Below is the data. Give it again, complete and exact.

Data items
::::

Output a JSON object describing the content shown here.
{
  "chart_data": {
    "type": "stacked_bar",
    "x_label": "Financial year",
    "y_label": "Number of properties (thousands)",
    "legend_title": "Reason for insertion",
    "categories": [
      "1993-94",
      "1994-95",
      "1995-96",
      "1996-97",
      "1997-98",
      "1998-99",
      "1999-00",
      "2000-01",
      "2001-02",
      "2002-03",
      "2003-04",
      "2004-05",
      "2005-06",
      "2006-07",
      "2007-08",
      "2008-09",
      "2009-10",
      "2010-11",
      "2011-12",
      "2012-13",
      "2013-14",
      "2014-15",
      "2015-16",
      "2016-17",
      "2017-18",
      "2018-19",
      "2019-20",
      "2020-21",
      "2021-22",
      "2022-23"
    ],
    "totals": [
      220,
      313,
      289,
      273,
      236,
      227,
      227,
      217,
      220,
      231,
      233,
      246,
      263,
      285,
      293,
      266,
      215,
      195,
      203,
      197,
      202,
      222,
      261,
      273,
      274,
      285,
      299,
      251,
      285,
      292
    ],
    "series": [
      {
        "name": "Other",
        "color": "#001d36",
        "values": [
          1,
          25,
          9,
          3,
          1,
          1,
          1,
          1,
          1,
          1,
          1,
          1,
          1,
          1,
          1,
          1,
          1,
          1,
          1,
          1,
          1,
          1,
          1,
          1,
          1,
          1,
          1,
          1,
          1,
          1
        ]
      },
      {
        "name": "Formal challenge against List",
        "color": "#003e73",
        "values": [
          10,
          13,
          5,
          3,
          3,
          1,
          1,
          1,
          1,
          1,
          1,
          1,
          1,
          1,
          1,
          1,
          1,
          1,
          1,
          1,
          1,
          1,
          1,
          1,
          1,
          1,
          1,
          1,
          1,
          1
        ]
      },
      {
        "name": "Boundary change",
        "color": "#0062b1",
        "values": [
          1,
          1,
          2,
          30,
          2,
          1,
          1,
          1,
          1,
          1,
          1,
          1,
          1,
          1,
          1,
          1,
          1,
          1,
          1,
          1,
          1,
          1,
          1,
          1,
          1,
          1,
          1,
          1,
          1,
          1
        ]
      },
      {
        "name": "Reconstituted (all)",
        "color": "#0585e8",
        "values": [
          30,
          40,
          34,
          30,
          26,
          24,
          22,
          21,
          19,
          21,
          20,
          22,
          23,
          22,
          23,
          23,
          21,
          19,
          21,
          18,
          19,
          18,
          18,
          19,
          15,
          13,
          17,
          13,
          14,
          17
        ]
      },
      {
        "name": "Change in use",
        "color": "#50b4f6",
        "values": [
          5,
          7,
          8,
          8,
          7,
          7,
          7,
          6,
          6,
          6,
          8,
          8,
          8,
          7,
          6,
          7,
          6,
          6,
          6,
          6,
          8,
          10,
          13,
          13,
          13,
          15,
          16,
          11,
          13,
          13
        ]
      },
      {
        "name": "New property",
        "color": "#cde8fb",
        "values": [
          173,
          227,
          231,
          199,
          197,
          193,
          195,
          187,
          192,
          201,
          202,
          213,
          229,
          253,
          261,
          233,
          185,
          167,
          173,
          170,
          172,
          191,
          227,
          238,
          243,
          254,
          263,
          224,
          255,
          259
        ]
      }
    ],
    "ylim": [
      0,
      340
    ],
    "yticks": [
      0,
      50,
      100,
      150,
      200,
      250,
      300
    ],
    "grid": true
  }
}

::::

CORRECT RESULT:
Output a JSON object describing the content shown here.
{
  "chart_data": {
    "type": "stacked_bar",
    "x_label": "Financial year",
    "y_label": "Number of properties (thousands)",
    "legend_title": "Reason for insertion",
    "categories": [
      "1993-94",
      "1994-95",
      "1995-96",
      "1996-97",
      "1997-98",
      "1998-99",
      "1999-00",
      "2000-01",
      "2001-02",
      "2002-03",
      "2003-04",
      "2004-05",
      "2005-06",
      "2006-07",
      "2007-08",
      "2008-09",
      "2009-10",
      "2010-11",
      "2011-12",
      "2012-13",
      "2013-14",
      "2014-15",
      "2015-16",
      "2016-17",
      "2017-18",
      "2018-19",
      "2019-20",
      "2020-21",
      "2021-22",
      "2022-23"
    ],
    "totals": [
      220,
      313,
      289,
      273,
      236,
      227,
      227,
      217,
      220,
      231,
      233,
      246,
      263,
      285,
      293,
      266,
      215,
      195,
      203,
      197,
      202,
      222,
      261,
      273,
      274,
      285,
      299,
      251,
      285,
      292
    ],
    "series": [
      {
        "name": "Other",
        "color": "#001d36",
        "values": [
          1,
          25,
          9,
          3,
          1,
          1,
          1,
          1,
          1,
          1,
          1,
          1,
          1,
          1,
          1,
          1,
          1,
          1,
          1,
          1,
          1,
          1,
          1,
          1,
          1,
          1,
          1,
          1,
          1,
          1
        ]
      },
      {
        "name": "Formal challenge against List",
        "color": "#003e73",
        "values": [
          10,
          13,
          5,
          3,
          3,
          1,
          1,
          1,
          1,
          1,
          1,
          1,
          1,
          1,
          1,
          1,
          1,
          1,
          1,
          1,
          1,
          1,
          1,
          1,
          1,
          1,
          1,
          1,
          1,
          1
        ]
      },
      {
        "name": "Boundary change",
        "color": "#0062b1",
        "values": [
          1,
          1,
          2,
          30,
          2,
          1,
          1,
          1,
          1,
          1,
          1,
          1,
          1,
          1,
          1,
          1,
          1,
          1,
          1,
          1,
          1,
          1,
          1,
          1,
          1,
          1,
          1,
          1,
          1,
          1
        ]
      },
      {
        "name": "Reconstituted (all)",
        "color": "#0585e8",
        "values": [
          30,
          40,
          34,
          30,
          26,
          24,
          22,
          21,
          19,
          21,
          20,
          22,
          23,
          22,
          23,
          23,
          21,
          19,
          21,
          18,
          19,
          18,
          18,
          19,
          15,
          13,
          17,
          13,
          14,
          17
        ]
      },
      {
        "name": "Change in use",
        "color": "#50b4f6",
        "values": [
          5,
          7,
          8,
          8,
          7,
          7,
          7,
          6,
          6,
          6,
          8,
          8,
          8,
          7,
          6,
          7,
          6,
          6,
          6,
          6,
          8,
          10,
          13,
          13,
          13,
          15,
          16,
          11,
          13,
          13
        ]
      },
      {
        "name": "New property",
        "color": "#cde8fb",
        "values": [
          173,
          227,
          231,
          199,
          197,
          193,
          195,
          187,
          192,
          201,
          202,
          213,
          229,
          253,
          261,
          233,
          185,
          167,
          173,
          170,
          172,
          191,
          227,
          238,
          243,
          254,
          263,
          224,
          255,
          259
        ]
      }
    ],
    "ylim": [
      0,
      340
    ],
    "yticks": [
      0,
      50,
      100,
      150,
      200,
      250,
      300
    ],
    "grid": true
  }
}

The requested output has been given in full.